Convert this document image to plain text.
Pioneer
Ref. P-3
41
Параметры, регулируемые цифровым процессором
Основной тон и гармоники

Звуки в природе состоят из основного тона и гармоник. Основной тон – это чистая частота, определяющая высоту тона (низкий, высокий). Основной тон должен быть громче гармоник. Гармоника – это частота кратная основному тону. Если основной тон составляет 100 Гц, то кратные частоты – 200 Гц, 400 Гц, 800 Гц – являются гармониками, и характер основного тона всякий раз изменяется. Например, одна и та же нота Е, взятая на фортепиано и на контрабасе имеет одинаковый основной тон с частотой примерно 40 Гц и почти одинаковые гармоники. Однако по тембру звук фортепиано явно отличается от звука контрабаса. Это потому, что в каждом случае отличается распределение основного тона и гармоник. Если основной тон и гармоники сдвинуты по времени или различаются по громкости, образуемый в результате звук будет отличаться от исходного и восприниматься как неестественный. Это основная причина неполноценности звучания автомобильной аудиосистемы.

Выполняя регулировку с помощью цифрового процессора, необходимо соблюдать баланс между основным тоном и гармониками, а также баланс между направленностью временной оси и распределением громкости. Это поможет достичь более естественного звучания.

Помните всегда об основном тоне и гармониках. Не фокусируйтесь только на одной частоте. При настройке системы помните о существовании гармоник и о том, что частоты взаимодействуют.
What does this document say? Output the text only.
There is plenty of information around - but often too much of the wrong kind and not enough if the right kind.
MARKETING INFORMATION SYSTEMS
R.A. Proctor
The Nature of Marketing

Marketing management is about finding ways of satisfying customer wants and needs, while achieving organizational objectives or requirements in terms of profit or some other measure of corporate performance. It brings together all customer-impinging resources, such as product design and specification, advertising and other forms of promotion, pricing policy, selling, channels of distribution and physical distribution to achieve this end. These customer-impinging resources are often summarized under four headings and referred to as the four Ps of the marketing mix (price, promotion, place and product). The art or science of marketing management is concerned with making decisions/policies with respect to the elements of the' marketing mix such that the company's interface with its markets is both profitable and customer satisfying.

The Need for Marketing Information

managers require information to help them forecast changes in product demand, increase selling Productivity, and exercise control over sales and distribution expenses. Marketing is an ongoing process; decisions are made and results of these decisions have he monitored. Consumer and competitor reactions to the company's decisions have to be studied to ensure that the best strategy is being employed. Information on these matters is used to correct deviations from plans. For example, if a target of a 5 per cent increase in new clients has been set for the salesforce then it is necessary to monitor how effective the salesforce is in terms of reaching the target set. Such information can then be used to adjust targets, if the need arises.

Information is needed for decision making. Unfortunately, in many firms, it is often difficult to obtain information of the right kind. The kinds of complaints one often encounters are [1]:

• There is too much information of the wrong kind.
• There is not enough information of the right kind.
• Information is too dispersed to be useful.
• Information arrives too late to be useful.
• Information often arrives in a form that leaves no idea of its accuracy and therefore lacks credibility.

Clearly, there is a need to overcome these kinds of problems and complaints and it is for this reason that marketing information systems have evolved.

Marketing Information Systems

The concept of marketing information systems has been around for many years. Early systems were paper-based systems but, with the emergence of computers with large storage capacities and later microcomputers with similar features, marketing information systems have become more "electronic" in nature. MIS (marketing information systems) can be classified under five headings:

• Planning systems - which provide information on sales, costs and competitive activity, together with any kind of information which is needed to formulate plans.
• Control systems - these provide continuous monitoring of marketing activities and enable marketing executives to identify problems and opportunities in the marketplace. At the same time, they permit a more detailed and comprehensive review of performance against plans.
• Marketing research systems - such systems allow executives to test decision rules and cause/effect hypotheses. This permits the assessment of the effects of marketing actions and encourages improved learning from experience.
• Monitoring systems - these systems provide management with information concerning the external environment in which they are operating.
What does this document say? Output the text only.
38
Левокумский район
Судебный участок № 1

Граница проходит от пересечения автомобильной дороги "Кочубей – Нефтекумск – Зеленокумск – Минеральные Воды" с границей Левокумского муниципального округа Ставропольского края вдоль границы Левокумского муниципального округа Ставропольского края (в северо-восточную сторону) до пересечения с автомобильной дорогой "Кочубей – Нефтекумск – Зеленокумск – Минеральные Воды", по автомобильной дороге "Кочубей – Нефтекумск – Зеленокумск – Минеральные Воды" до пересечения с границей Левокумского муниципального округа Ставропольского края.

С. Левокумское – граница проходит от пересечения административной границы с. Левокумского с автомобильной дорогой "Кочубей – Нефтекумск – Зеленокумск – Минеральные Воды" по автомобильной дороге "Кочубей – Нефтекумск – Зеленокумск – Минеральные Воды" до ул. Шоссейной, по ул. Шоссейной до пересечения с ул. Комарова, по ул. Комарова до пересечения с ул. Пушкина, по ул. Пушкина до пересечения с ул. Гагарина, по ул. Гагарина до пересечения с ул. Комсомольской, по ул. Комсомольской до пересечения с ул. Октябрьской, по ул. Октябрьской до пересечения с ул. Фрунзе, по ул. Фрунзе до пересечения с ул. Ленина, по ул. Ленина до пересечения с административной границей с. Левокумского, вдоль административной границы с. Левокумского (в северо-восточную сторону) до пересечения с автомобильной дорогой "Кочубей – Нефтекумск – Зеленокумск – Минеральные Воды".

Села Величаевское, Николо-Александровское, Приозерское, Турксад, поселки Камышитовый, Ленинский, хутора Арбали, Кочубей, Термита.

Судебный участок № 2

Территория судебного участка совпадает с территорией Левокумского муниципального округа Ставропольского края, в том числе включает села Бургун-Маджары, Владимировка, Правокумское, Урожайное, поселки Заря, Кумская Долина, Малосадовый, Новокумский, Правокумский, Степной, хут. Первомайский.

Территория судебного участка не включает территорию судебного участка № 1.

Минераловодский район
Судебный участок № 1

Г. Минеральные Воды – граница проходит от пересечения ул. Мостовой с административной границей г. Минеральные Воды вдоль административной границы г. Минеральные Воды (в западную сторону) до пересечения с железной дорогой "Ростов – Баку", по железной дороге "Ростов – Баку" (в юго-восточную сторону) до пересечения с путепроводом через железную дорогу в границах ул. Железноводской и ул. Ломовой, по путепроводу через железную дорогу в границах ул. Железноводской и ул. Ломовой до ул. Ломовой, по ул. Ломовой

######

Scan the material above. Return every line containing the string "which".

• Planning systems - which provide information on sales, costs and competitive activity, together with any kind of information which is needed to formulate plans.
• Monitoring systems - these systems provide management with information concerning the external environment in which they are operating.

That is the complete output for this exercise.